▸ **REQUIRED WORK**
Each entry must be reproduced precisely as it stands.

▸ **DATA FOR PROCESSING**
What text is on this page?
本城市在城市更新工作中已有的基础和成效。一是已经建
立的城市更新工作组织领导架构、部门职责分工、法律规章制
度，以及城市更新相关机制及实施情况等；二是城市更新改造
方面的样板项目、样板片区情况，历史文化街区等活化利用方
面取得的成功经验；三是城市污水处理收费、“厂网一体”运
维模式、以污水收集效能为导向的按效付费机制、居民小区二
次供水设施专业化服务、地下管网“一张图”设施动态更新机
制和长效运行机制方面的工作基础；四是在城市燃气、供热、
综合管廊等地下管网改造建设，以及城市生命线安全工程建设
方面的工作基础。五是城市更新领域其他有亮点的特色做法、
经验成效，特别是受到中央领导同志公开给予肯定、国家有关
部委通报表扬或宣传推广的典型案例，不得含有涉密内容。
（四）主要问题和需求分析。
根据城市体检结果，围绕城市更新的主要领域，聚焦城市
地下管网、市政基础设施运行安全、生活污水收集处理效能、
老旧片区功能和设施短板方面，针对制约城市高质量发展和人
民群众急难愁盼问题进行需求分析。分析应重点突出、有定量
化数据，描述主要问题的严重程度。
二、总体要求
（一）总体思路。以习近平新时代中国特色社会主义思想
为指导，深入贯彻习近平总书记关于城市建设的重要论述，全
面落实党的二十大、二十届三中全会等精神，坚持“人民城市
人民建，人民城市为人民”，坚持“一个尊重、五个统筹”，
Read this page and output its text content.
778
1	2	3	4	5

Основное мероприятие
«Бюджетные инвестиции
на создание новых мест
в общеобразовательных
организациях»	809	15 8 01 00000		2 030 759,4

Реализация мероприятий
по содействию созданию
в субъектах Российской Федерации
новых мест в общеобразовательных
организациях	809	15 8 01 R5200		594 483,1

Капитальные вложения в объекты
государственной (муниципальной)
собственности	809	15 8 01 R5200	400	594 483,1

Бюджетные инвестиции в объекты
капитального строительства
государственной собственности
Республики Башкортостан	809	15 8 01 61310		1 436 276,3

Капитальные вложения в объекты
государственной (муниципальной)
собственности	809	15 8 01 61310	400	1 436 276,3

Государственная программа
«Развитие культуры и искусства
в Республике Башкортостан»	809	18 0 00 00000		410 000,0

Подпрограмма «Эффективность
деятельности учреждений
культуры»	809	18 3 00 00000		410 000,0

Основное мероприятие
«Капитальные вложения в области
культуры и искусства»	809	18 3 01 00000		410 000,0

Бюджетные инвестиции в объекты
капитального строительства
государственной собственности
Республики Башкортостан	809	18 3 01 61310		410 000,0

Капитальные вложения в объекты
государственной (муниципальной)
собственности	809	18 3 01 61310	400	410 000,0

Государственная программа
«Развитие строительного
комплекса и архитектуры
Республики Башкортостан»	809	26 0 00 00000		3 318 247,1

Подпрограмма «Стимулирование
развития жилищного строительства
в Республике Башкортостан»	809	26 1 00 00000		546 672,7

▸ **EXERCISE RESULT**
What text is on this page?
本城市在城市更新工作中已有的基础和成效。一是已经建
立的城市更新工作组织领导架构、部门职责分工、法律规章制
度，以及城市更新相关机制及实施情况等；二是城市更新改造
方面的样板项目、样板片区情况，历史文化街区等活化利用方
面取得的成功经验；三是城市污水处理收费、“厂网一体”运
维模式、以污水收集效能为导向的按效付费机制、居民小区二
次供水设施专业化服务、地下管网“一张图”设施动态更新机
制和长效运行机制方面的工作基础；四是在城市燃气、供热、
综合管廊等地下管网改造建设，以及城市生命线安全工程建设
方面的工作基础。五是城市更新领域其他有亮点的特色做法、
经验成效，特别是受到中央领导同志公开给予肯定、国家有关
部委通报表扬或宣传推广的典型案例，不得含有涉密内容。
（四）主要问题和需求分析。
根据城市体检结果，围绕城市更新的主要领域，聚焦城市
地下管网、市政基础设施运行安全、生活污水收集处理效能、
老旧片区功能和设施短板方面，针对制约城市高质量发展和人
民群众急难愁盼问题进行需求分析。分析应重点突出、有定量
化数据，描述主要问题的严重程度。
二、总体要求
（一）总体思路。以习近平新时代中国特色社会主义思想
为指导，深入贯彻习近平总书记关于城市建设的重要论述，全
面落实党的二十大、二十届三中全会等精神，坚持“人民城市
人民建，人民城市为人民”，坚持“一个尊重、五个统筹”，
Read this page and output its text content.
778
1	2	3	4	5

Основное мероприятие
«Бюджетные инвестиции
на создание новых мест
в общеобразовательных
организациях»	809	15 8 01 00000		2 030 759,4

Реализация мероприятий
по содействию созданию
в субъектах Российской Федерации
новых мест в общеобразовательных
организациях	809	15 8 01 R5200		594 483,1

Капитальные вложения в объекты
государственной (муниципальной)
собственности	809	15 8 01 R5200	400	594 483,1

Бюджетные инвестиции в объекты
капитального строительства
государственной собственности
Республики Башкортостан	809	15 8 01 61310		1 436 276,3

Капитальные вложения в объекты
государственной (муниципальной)
собственности	809	15 8 01 61310	400	1 436 276,3

Государственная программа
«Развитие культуры и искусства
в Республике Башкортостан»	809	18 0 00 00000		410 000,0

Подпрограмма «Эффективность
деятельности учреждений
культуры»	809	18 3 00 00000		410 000,0

Основное мероприятие
«Капитальные вложения в области
культуры и искусства»	809	18 3 01 00000		410 000,0

Бюджетные инвестиции в объекты
капитального строительства
государственной собственности
Республики Башкортостан	809	18 3 01 61310		410 000,0

Капитальные вложения в объекты
государственной (муниципальной)
собственности	809	18 3 01 61310	400	410 000,0

Государственная программа
«Развитие строительного
комплекса и архитектуры
Республики Башкортостан»	809	26 0 00 00000		3 318 247,1

Подпрограмма «Стимулирование
развития жилищного строительства
в Республике Башкортостан»	809	26 1 00 00000		546 672,7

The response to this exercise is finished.